# START OF Records for this exercise
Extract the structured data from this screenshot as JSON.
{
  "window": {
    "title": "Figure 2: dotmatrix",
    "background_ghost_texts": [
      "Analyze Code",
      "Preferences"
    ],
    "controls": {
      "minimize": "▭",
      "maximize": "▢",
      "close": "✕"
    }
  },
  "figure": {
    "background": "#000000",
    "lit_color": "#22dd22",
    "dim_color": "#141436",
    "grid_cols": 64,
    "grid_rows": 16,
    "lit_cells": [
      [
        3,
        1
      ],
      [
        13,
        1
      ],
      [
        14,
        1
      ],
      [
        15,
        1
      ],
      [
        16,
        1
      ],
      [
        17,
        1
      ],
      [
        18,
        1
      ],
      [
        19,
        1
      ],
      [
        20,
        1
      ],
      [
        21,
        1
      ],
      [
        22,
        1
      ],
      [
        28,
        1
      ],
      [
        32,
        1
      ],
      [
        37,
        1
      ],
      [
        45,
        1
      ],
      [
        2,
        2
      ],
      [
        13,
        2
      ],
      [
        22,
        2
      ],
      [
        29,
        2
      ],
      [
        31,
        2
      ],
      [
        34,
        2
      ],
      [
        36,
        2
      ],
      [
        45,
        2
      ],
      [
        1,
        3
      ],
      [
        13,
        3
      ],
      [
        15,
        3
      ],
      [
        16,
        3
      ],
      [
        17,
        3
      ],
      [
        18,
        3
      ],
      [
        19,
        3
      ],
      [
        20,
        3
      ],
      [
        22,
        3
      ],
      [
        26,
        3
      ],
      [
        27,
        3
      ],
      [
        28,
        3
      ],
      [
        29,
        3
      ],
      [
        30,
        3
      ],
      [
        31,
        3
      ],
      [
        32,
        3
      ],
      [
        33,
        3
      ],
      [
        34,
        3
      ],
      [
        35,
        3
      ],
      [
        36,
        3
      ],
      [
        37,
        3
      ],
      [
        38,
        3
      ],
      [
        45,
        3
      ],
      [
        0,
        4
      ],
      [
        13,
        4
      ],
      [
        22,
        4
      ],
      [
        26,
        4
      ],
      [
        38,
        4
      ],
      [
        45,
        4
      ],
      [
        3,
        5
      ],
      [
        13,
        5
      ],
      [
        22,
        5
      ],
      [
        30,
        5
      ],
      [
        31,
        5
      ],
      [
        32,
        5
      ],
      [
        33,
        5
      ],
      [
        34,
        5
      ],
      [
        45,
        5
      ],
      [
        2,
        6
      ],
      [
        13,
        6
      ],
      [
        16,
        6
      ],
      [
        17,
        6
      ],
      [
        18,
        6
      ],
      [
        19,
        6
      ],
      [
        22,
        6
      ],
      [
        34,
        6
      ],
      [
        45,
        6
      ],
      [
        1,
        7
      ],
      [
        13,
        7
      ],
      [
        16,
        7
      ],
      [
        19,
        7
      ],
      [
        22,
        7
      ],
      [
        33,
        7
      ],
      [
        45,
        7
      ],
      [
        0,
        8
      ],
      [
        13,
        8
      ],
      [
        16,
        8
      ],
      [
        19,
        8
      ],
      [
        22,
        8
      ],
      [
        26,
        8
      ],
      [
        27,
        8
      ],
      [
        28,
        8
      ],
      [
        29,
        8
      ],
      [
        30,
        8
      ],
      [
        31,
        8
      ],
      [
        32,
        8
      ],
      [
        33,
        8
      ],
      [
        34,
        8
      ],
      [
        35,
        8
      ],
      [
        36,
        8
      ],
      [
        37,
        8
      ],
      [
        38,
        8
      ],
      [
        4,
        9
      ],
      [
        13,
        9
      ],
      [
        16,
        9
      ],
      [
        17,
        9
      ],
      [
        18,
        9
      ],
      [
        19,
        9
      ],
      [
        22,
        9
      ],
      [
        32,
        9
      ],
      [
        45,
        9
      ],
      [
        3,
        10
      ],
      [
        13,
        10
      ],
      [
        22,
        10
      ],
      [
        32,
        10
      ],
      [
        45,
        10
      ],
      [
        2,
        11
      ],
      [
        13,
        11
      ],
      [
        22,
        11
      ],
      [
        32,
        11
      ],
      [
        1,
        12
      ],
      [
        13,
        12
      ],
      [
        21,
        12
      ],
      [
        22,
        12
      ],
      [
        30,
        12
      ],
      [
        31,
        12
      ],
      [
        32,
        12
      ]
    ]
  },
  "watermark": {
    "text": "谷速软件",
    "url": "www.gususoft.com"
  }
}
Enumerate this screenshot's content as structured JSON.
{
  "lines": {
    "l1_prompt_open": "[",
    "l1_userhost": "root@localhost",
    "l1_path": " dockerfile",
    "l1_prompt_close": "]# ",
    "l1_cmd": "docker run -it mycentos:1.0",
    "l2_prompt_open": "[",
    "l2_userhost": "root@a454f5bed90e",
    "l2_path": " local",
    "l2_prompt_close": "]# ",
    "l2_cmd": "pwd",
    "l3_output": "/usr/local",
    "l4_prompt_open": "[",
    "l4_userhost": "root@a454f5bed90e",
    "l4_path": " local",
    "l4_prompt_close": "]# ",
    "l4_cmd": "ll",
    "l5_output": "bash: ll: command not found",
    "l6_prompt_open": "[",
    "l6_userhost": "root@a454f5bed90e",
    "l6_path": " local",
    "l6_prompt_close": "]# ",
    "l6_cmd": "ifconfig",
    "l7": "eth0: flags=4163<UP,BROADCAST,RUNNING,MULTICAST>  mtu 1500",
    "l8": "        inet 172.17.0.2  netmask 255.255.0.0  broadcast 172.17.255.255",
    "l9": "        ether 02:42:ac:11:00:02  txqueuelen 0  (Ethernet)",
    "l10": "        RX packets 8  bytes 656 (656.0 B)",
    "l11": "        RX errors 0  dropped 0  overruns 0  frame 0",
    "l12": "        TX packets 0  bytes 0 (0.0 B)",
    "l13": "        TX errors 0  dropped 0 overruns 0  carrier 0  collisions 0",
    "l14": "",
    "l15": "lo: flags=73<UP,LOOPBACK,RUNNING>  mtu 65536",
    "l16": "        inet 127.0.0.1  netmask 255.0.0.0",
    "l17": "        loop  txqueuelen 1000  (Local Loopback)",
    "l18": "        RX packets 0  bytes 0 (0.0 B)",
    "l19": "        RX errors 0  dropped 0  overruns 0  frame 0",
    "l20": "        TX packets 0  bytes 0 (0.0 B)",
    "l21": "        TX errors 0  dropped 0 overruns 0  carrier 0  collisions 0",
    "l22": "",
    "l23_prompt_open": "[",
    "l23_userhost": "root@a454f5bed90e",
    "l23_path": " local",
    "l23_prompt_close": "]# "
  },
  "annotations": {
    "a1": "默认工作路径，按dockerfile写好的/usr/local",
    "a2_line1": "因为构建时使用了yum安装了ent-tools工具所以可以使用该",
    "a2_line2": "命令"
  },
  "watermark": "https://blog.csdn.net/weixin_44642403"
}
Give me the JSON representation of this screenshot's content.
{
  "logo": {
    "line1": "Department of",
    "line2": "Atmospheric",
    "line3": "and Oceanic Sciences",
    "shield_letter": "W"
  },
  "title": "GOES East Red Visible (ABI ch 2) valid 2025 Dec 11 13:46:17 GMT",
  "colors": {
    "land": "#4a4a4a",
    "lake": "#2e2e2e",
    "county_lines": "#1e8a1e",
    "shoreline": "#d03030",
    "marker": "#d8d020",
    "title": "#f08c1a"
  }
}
# END OF Records for this exercise
• Stated problem: Set down the entries above again, word for word.

• Written response:
Extract the structured data from this screenshot as JSON.
{
  "window": {
    "title": "Figure 2: dotmatrix",
    "background_ghost_texts": [
      "Analyze Code",
      "Preferences"
    ],
    "controls": {
      "minimize": "▭",
      "maximize": "▢",
      "close": "✕"
    }
  },
  "figure": {
    "background": "#000000",
    "lit_color": "#22dd22",
    "dim_color": "#141436",
    "grid_cols": 64,
    "grid_rows": 16,
    "lit_cells": [
      [
        3,
        1
      ],
      [
        13,
        1
      ],
      [
        14,
        1
      ],
      [
        15,
        1
      ],
      [
        16,
        1
      ],
      [
        17,
        1
      ],
      [
        18,
        1
      ],
      [
        19,
        1
      ],
      [
        20,
        1
      ],
      [
        21,
        1
      ],
      [
        22,
        1
      ],
      [
        28,
        1
      ],
      [
        32,
        1
      ],
      [
        37,
        1
      ],
      [
        45,
        1
      ],
      [
        2,
        2
      ],
      [
        13,
        2
      ],
      [
        22,
        2
      ],
      [
        29,
        2
      ],
      [
        31,
        2
      ],
      [
        34,
        2
      ],
      [
        36,
        2
      ],
      [
        45,
        2
      ],
      [
        1,
        3
      ],
      [
        13,
        3
      ],
      [
        15,
        3
      ],
      [
        16,
        3
      ],
      [
        17,
        3
      ],
      [
        18,
        3
      ],
      [
        19,
        3
      ],
      [
        20,
        3
      ],
      [
        22,
        3
      ],
      [
        26,
        3
      ],
      [
        27,
        3
      ],
      [
        28,
        3
      ],
      [
        29,
        3
      ],
      [
        30,
        3
      ],
      [
        31,
        3
      ],
      [
        32,
        3
      ],
      [
        33,
        3
      ],
      [
        34,
        3
      ],
      [
        35,
        3
      ],
      [
        36,
        3
      ],
      [
        37,
        3
      ],
      [
        38,
        3
      ],
      [
        45,
        3
      ],
      [
        0,
        4
      ],
      [
        13,
        4
      ],
      [
        22,
        4
      ],
      [
        26,
        4
      ],
      [
        38,
        4
      ],
      [
        45,
        4
      ],
      [
        3,
        5
      ],
      [
        13,
        5
      ],
      [
        22,
        5
      ],
      [
        30,
        5
      ],
      [
        31,
        5
      ],
      [
        32,
        5
      ],
      [
        33,
        5
      ],
      [
        34,
        5
      ],
      [
        45,
        5
      ],
      [
        2,
        6
      ],
      [
        13,
        6
      ],
      [
        16,
        6
      ],
      [
        17,
        6
      ],
      [
        18,
        6
      ],
      [
        19,
        6
      ],
      [
        22,
        6
      ],
      [
        34,
        6
      ],
      [
        45,
        6
      ],
      [
        1,
        7
      ],
      [
        13,
        7
      ],
      [
        16,
        7
      ],
      [
        19,
        7
      ],
      [
        22,
        7
      ],
      [
        33,
        7
      ],
      [
        45,
        7
      ],
      [
        0,
        8
      ],
      [
        13,
        8
      ],
      [
        16,
        8
      ],
      [
        19,
        8
      ],
      [
        22,
        8
      ],
      [
        26,
        8
      ],
      [
        27,
        8
      ],
      [
        28,
        8
      ],
      [
        29,
        8
      ],
      [
        30,
        8
      ],
      [
        31,
        8
      ],
      [
        32,
        8
      ],
      [
        33,
        8
      ],
      [
        34,
        8
      ],
      [
        35,
        8
      ],
      [
        36,
        8
      ],
      [
        37,
        8
      ],
      [
        38,
        8
      ],
      [
        4,
        9
      ],
      [
        13,
        9
      ],
      [
        16,
        9
      ],
      [
        17,
        9
      ],
      [
        18,
        9
      ],
      [
        19,
        9
      ],
      [
        22,
        9
      ],
      [
        32,
        9
      ],
      [
        45,
        9
      ],
      [
        3,
        10
      ],
      [
        13,
        10
      ],
      [
        22,
        10
      ],
      [
        32,
        10
      ],
      [
        45,
        10
      ],
      [
        2,
        11
      ],
      [
        13,
        11
      ],
      [
        22,
        11
      ],
      [
        32,
        11
      ],
      [
        1,
        12
      ],
      [
        13,
        12
      ],
      [
        21,
        12
      ],
      [
        22,
        12
      ],
      [
        30,
        12
      ],
      [
        31,
        12
      ],
      [
        32,
        12
      ]
    ]
  },
  "watermark": {
    "text": "谷速软件",
    "url": "www.gususoft.com"
  }
}
Enumerate this screenshot's content as structured JSON.
{
  "lines": {
    "l1_prompt_open": "[",
    "l1_userhost": "root@localhost",
    "l1_path": " dockerfile",
    "l1_prompt_close": "]# ",
    "l1_cmd": "docker run -it mycentos:1.0",
    "l2_prompt_open": "[",
    "l2_userhost": "root@a454f5bed90e",
    "l2_path": " local",
    "l2_prompt_close": "]# ",
    "l2_cmd": "pwd",
    "l3_output": "/usr/local",
    "l4_prompt_open": "[",
    "l4_userhost": "root@a454f5bed90e",
    "l4_path": " local",
    "l4_prompt_close": "]# ",
    "l4_cmd": "ll",
    "l5_output": "bash: ll: command not found",
    "l6_prompt_open": "[",
    "l6_userhost": "root@a454f5bed90e",
    "l6_path": " local",
    "l6_prompt_close": "]# ",
    "l6_cmd": "ifconfig",
    "l7": "eth0: flags=4163<UP,BROADCAST,RUNNING,MULTICAST>  mtu 1500",
    "l8": "        inet 172.17.0.2  netmask 255.255.0.0  broadcast 172.17.255.255",
    "l9": "        ether 02:42:ac:11:00:02  txqueuelen 0  (Ethernet)",
    "l10": "        RX packets 8  bytes 656 (656.0 B)",
    "l11": "        RX errors 0  dropped 0  overruns 0  frame 0",
    "l12": "        TX packets 0  bytes 0 (0.0 B)",
    "l13": "        TX errors 0  dropped 0 overruns 0  carrier 0  collisions 0",
    "l14": "",
    "l15": "lo: flags=73<UP,LOOPBACK,RUNNING>  mtu 65536",
    "l16": "        inet 127.0.0.1  netmask 255.0.0.0",
    "l17": "        loop  txqueuelen 1000  (Local Loopback)",
    "l18": "        RX packets 0  bytes 0 (0.0 B)",
    "l19": "        RX errors 0  dropped 0  overruns 0  frame 0",
    "l20": "        TX packets 0  bytes 0 (0.0 B)",
    "l21": "        TX errors 0  dropped 0 overruns 0  carrier 0  collisions 0",
    "l22": "",
    "l23_prompt_open": "[",
    "l23_userhost": "root@a454f5bed90e",
    "l23_path": " local",
    "l23_prompt_close": "]# "
  },
  "annotations": {
    "a1": "默认工作路径，按dockerfile写好的/usr/local",
    "a2_line1": "因为构建时使用了yum安装了ent-tools工具所以可以使用该",
    "a2_line2": "命令"
  },
  "watermark": "https://blog.csdn.net/weixin_44642403"
}
Give me the JSON representation of this screenshot's content.
{
  "logo": {
    "line1": "Department of",
    "line2": "Atmospheric",
    "line3": "and Oceanic Sciences",
    "shield_letter": "W"
  },
  "title": "GOES East Red Visible (ABI ch 2) valid 2025 Dec 11 13:46:17 GMT",
  "colors": {
    "land": "#4a4a4a",
    "lake": "#2e2e2e",
    "county_lines": "#1e8a1e",
    "shoreline": "#d03030",
    "marker": "#d8d020",
    "title": "#f08c1a"
  }
}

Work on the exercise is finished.